## [Data to use]
BEGIN

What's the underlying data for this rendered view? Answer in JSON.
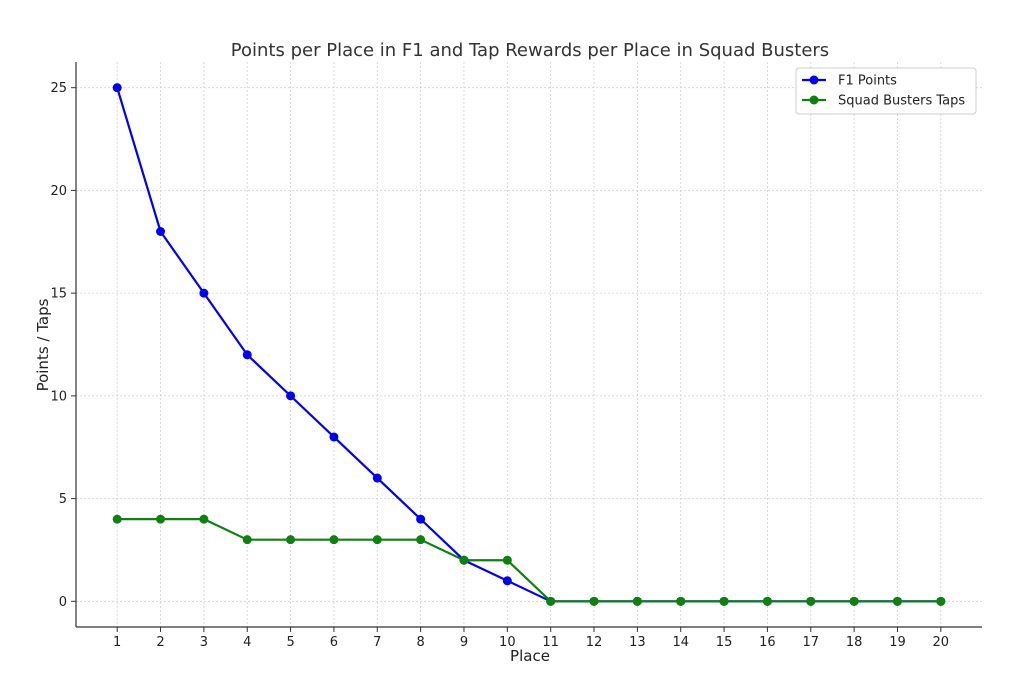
{
  "chart_data": {
    "type": "line",
    "title": "Points per Place in F1 and Tap Rewards per Place in Squad Busters",
    "xlabel": "Place",
    "ylabel": "Points / Taps",
    "x": [
      1,
      2,
      3,
      4,
      5,
      6,
      7,
      8,
      9,
      10,
      11,
      12,
      13,
      14,
      15,
      16,
      17,
      18,
      19,
      20
    ],
    "x_ticks": [
      "1",
      "2",
      "3",
      "4",
      "5",
      "6",
      "7",
      "8",
      "9",
      "10",
      "11",
      "12",
      "13",
      "14",
      "15",
      "16",
      "17",
      "18",
      "19",
      "20"
    ],
    "y_ticks": [
      "0",
      "5",
      "10",
      "15",
      "20",
      "25"
    ],
    "xlim": [
      0.05,
      20.95
    ],
    "ylim": [
      -1.25,
      26.25
    ],
    "grid": true,
    "legend_position": "top-right",
    "series": [
      {
        "name": "F1 Points",
        "color": "#0000ee",
        "marker": "circle",
        "values": [
          25,
          18,
          15,
          12,
          10,
          8,
          6,
          4,
          2,
          1,
          0,
          0,
          0,
          0,
          0,
          0,
          0,
          0,
          0,
          0
        ]
      },
      {
        "name": "Squad Busters Taps",
        "color": "#108010",
        "marker": "circle",
        "values": [
          4,
          4,
          4,
          3,
          3,
          3,
          3,
          3,
          2,
          2,
          0,
          0,
          0,
          0,
          0,
          0,
          0,
          0,
          0,
          0
        ]
      }
    ]
  }
}
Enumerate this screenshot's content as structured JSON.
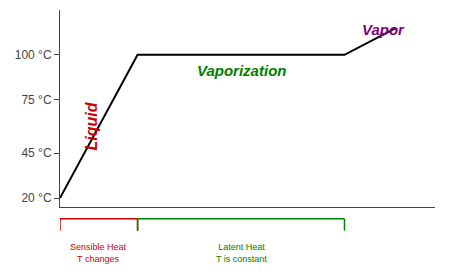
{
  "chart_data": {
    "type": "line",
    "x": [
      0,
      3,
      7,
      11,
      13
    ],
    "values": [
      20,
      100,
      100,
      100,
      115
    ],
    "color": "#000000",
    "xlim": [
      0,
      14.5
    ],
    "xticks": [],
    "ylim": [
      15,
      125
    ],
    "yticks": [
      {
        "value": 20,
        "label": "20 °C"
      },
      {
        "value": 45,
        "label": "45 °C"
      },
      {
        "value": 75,
        "label": "75 °C"
      },
      {
        "value": 100,
        "label": "100 °C"
      }
    ],
    "tick_labels": "y",
    "grid": false,
    "annotations": [
      {
        "text": "Liquid",
        "x": 1.2,
        "y": 60,
        "color": "#cc0000",
        "vertical": true
      },
      {
        "text": "Vaporization",
        "x": 7,
        "y": 91,
        "color": "#008000"
      },
      {
        "text": "Vapor",
        "x": 12.5,
        "y": 114,
        "color": "#800080"
      }
    ],
    "brackets": [
      {
        "x_start": 0,
        "x_end": 3,
        "label": [
          "Sensible Heat",
          "T changes"
        ],
        "color": "#cc0000"
      },
      {
        "x_start": 3,
        "x_end": 11,
        "label": [
          "Latent Heat",
          "T is constant"
        ],
        "color": "#008000"
      }
    ]
  }
}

END

## [Task brief]
Your copy of the data should match it exactly, except that pictures are left out.

## [Solved problem]
What's the underlying data for this rendered view? Answer in JSON.
{
  "chart_data": {
    "type": "line",
    "title": "Points per Place in F1 and Tap Rewards per Place in Squad Busters",
    "xlabel": "Place",
    "ylabel": "Points / Taps",
    "x": [
      1,
      2,
      3,
      4,
      5,
      6,
      7,
      8,
      9,
      10,
      11,
      12,
      13,
      14,
      15,
      16,
      17,
      18,
      19,
      20
    ],
    "x_ticks": [
      "1",
      "2",
      "3",
      "4",
      "5",
      "6",
      "7",
      "8",
      "9",
      "10",
      "11",
      "12",
      "13",
      "14",
      "15",
      "16",
      "17",
      "18",
      "19",
      "20"
    ],
    "y_ticks": [
      "0",
      "5",
      "10",
      "15",
      "20",
      "25"
    ],
    "xlim": [
      0.05,
      20.95
    ],
    "ylim": [
      -1.25,
      26.25
    ],
    "grid": true,
    "legend_position": "top-right",
    "series": [
      {
        "name": "F1 Points",
        "color": "#0000ee",
        "marker": "circle",
        "values": [
          25,
          18,
          15,
          12,
          10,
          8,
          6,
          4,
          2,
          1,
          0,
          0,
          0,
          0,
          0,
          0,
          0,
          0,
          0,
          0
        ]
      },
      {
        "name": "Squad Busters Taps",
        "color": "#108010",
        "marker": "circle",
        "values": [
          4,
          4,
          4,
          3,
          3,
          3,
          3,
          3,
          2,
          2,
          0,
          0,
          0,
          0,
          0,
          0,
          0,
          0,
          0,
          0
        ]
      }
    ]
  }
}
Enumerate this screenshot's content as structured JSON.
{
  "chart_data": {
    "type": "line",
    "x": [
      0,
      3,
      7,
      11,
      13
    ],
    "values": [
      20,
      100,
      100,
      100,
      115
    ],
    "color": "#000000",
    "xlim": [
      0,
      14.5
    ],
    "xticks": [],
    "ylim": [
      15,
      125
    ],
    "yticks": [
      {
        "value": 20,
        "label": "20 °C"
      },
      {
        "value": 45,
        "label": "45 °C"
      },
      {
        "value": 75,
        "label": "75 °C"
      },
      {
        "value": 100,
        "label": "100 °C"
      }
    ],
    "tick_labels": "y",
    "grid": false,
    "annotations": [
      {
        "text": "Liquid",
        "x": 1.2,
        "y": 60,
        "color": "#cc0000",
        "vertical": true
      },
      {
        "text": "Vaporization",
        "x": 7,
        "y": 91,
        "color": "#008000"
      },
      {
        "text": "Vapor",
        "x": 12.5,
        "y": 114,
        "color": "#800080"
      }
    ],
    "brackets": [
      {
        "x_start": 0,
        "x_end": 3,
        "label": [
          "Sensible Heat",
          "T changes"
        ],
        "color": "#cc0000"
      },
      {
        "x_start": 3,
        "x_end": 11,
        "label": [
          "Latent Heat",
          "T is constant"
        ],
        "color": "#008000"
      }
    ]
  }
}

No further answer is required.